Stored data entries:
Begin

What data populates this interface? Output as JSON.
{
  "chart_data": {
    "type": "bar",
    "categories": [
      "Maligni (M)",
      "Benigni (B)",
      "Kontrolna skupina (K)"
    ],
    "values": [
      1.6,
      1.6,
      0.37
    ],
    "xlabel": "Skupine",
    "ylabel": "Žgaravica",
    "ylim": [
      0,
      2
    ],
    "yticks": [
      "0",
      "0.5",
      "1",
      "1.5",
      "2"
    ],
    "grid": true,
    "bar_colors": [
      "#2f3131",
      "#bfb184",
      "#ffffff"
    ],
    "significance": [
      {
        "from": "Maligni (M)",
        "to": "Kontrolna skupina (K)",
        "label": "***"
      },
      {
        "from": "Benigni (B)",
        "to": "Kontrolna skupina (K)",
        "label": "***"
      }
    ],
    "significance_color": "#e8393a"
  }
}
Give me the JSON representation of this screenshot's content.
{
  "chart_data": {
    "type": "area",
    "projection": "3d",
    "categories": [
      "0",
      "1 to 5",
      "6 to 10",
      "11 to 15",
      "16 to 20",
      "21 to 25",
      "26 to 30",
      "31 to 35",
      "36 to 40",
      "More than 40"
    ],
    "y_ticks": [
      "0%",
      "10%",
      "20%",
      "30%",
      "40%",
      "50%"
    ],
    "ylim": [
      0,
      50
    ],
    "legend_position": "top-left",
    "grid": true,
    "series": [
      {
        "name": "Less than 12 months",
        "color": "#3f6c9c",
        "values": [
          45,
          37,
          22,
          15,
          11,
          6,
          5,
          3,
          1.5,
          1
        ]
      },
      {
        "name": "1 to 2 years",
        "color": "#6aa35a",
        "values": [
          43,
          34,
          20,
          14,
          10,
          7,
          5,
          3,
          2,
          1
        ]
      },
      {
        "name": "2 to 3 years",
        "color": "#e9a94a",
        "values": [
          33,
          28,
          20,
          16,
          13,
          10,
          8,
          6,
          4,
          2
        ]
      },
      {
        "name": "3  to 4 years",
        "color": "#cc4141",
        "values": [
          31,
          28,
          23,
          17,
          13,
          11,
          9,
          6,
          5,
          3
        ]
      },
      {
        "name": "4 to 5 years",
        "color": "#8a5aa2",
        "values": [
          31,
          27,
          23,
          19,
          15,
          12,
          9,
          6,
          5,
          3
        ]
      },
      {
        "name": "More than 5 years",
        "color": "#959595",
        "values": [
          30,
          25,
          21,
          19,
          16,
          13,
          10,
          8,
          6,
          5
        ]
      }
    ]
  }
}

End

Extract each entry in full, exactly as given.

What data populates this interface? Output as JSON.
{
  "chart_data": {
    "type": "bar",
    "categories": [
      "Maligni (M)",
      "Benigni (B)",
      "Kontrolna skupina (K)"
    ],
    "values": [
      1.6,
      1.6,
      0.37
    ],
    "xlabel": "Skupine",
    "ylabel": "Žgaravica",
    "ylim": [
      0,
      2
    ],
    "yticks": [
      "0",
      "0.5",
      "1",
      "1.5",
      "2"
    ],
    "grid": true,
    "bar_colors": [
      "#2f3131",
      "#bfb184",
      "#ffffff"
    ],
    "significance": [
      {
        "from": "Maligni (M)",
        "to": "Kontrolna skupina (K)",
        "label": "***"
      },
      {
        "from": "Benigni (B)",
        "to": "Kontrolna skupina (K)",
        "label": "***"
      }
    ],
    "significance_color": "#e8393a"
  }
}
Give me the JSON representation of this screenshot's content.
{
  "chart_data": {
    "type": "area",
    "projection": "3d",
    "categories": [
      "0",
      "1 to 5",
      "6 to 10",
      "11 to 15",
      "16 to 20",
      "21 to 25",
      "26 to 30",
      "31 to 35",
      "36 to 40",
      "More than 40"
    ],
    "y_ticks": [
      "0%",
      "10%",
      "20%",
      "30%",
      "40%",
      "50%"
    ],
    "ylim": [
      0,
      50
    ],
    "legend_position": "top-left",
    "grid": true,
    "series": [
      {
        "name": "Less than 12 months",
        "color": "#3f6c9c",
        "values": [
          45,
          37,
          22,
          15,
          11,
          6,
          5,
          3,
          1.5,
          1
        ]
      },
      {
        "name": "1 to 2 years",
        "color": "#6aa35a",
        "values": [
          43,
          34,
          20,
          14,
          10,
          7,
          5,
          3,
          2,
          1
        ]
      },
      {
        "name": "2 to 3 years",
        "color": "#e9a94a",
        "values": [
          33,
          28,
          20,
          16,
          13,
          10,
          8,
          6,
          4,
          2
        ]
      },
      {
        "name": "3  to 4 years",
        "color": "#cc4141",
        "values": [
          31,
          28,
          23,
          17,
          13,
          11,
          9,
          6,
          5,
          3
        ]
      },
      {
        "name": "4 to 5 years",
        "color": "#8a5aa2",
        "values": [
          31,
          27,
          23,
          19,
          15,
          12,
          9,
          6,
          5,
          3
        ]
      },
      {
        "name": "More than 5 years",
        "color": "#959595",
        "values": [
          30,
          25,
          21,
          19,
          16,
          13,
          10,
          8,
          6,
          5
        ]
      }
    ]
  }
}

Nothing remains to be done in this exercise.